- Born: November 25, 1805
- Died: March 28, 1847 (aged 41)
- Other names: Kawachi-no-kami
- Occupation: Daimyō

= Inoue Masaharu =

Japanese daimyō (1805–1847)

Inoue Masaharu (井上 正春) was a daimyō and official of the Tokugawa shogunate during late-Edo period in Japan. His courtesy title was Kawachi-no-kami.

==Biography==
Inoue Masaharu was the eldest son of the disgraced former daimyō of Hamamatsu, Inoue Masamoto, who had been demoted to Tanagura Domain in Mutsu Province. He inherited the leadership of the Inoue clan and the position of daimyō of Tanakura Domain on his father's death in 1820.

In 1820, Masaharu was appointed to the office of Sōshaban (Master of Ceremonies), and in 1834 to that of Jisha-bugyō. In 1836, he was transferred to the Tatebayashi Domain (60,000 koku) in the Kōzuke Province. In 1838, he was appointed Osaka-jō dai (Castellan of Osaka), and in 1840, he ascended to the rank of Rōjū (Senior Councilor) in the service of Shōgun Tokugawa Ieyoshi.

• **TASK SET**
**a.** Decide whether each of the following statements agrees with the biography of Inoue Masaharu, and support each yes or no with the deciding words quoted from that text. (i) Masaharu was appointed Jisha-bugyō in 1834. (ii) Masaharu was the second son of Inoue Masamoto. (iii) The Tatebayashi Domain lay in Kōzuke Province.
**b.** Extend the biography of Inoue Masaharu onward from its final sentence.

• **PROVIDED DATA**
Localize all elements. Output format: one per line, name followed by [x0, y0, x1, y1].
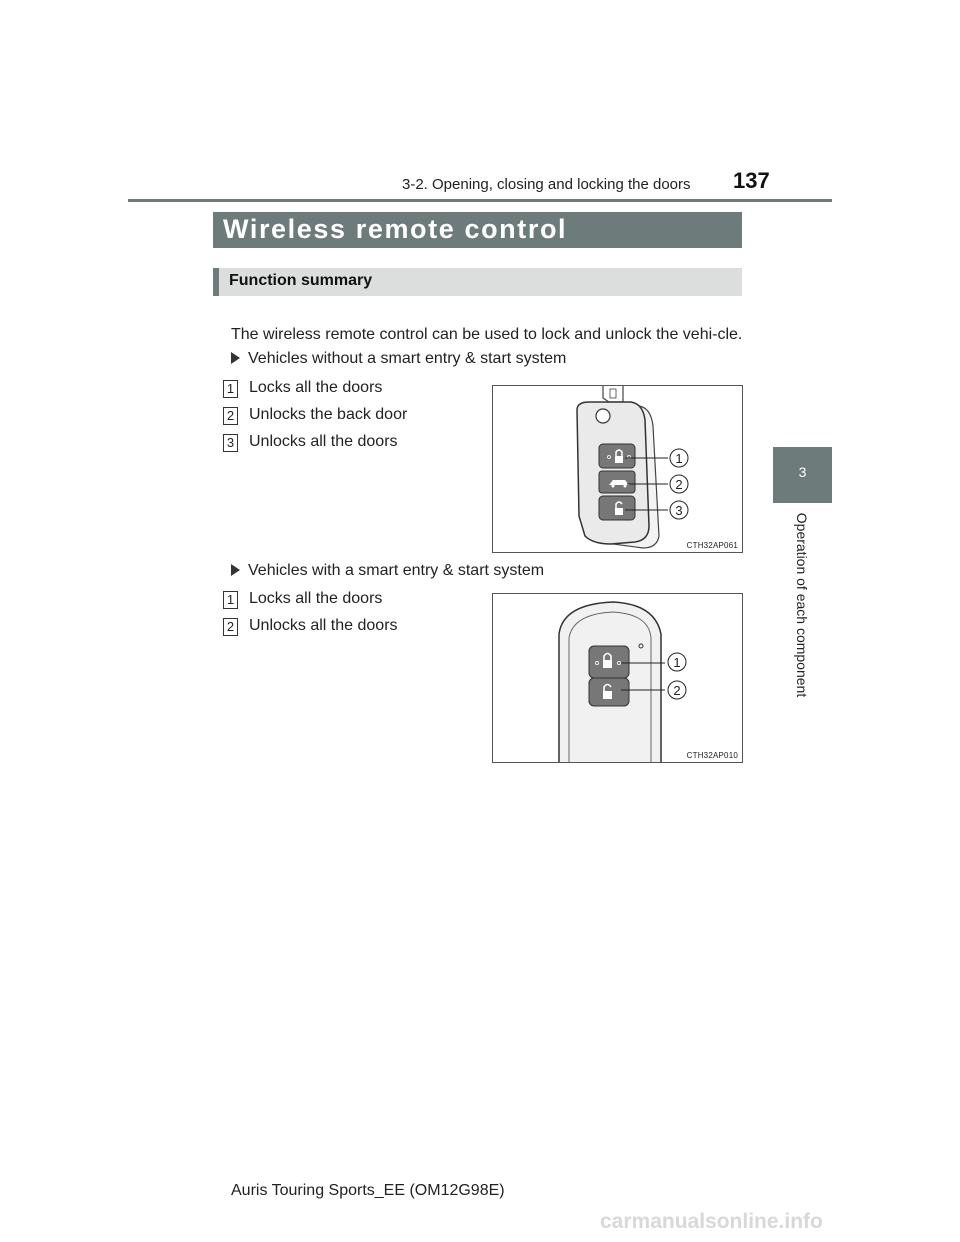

• **WRITTEN ANSWERS**
**a.**
(i) Yes: "and in 1834 to that of Jisha-bugyō"
(ii) No: "Inoue Masaharu was the eldest son of the disgraced former daimyō of Hamamatsu, Inoue Masamoto"
(iii) Yes: "he was transferred to the Tatebayashi Domain (60,000 koku) in the Kōzuke Province"

**b.**
In 1845, with the resignation of head Rōjū Mizuno Tadakuni over the failure of the Tenpō Reforms and subsequent exile from the Hamamatsu Domain to the Yamagata Domain in the Dewa Province, Inoue Masaharu was able to achieve the Inoue clan's goal of returning to Hamamatsu after an absence of 28 years.
From his years in Tanakura in Mutsu, Masaharu brought back a considerable body of knowledge on cotton production and artisans to build new looms, thus developing a major new industry for Hamamatsu and a source of income for the domain. He died in 1847, only two years after the return of the clan to Hamamatsu, and his grave is at the clan temple of Jōshin-ji in Mukogaoka, Bunkyō, Tokyo

Masaharu was married to a daughter of Abe Masakiyo, daimyō of Fukuyama Domain. He was succeeded by his fourth son, Inoue Masanao. One of his daughters was the formal wife of Mizuno Tadakiyo, the son and heir of Mizuno Tadakuno.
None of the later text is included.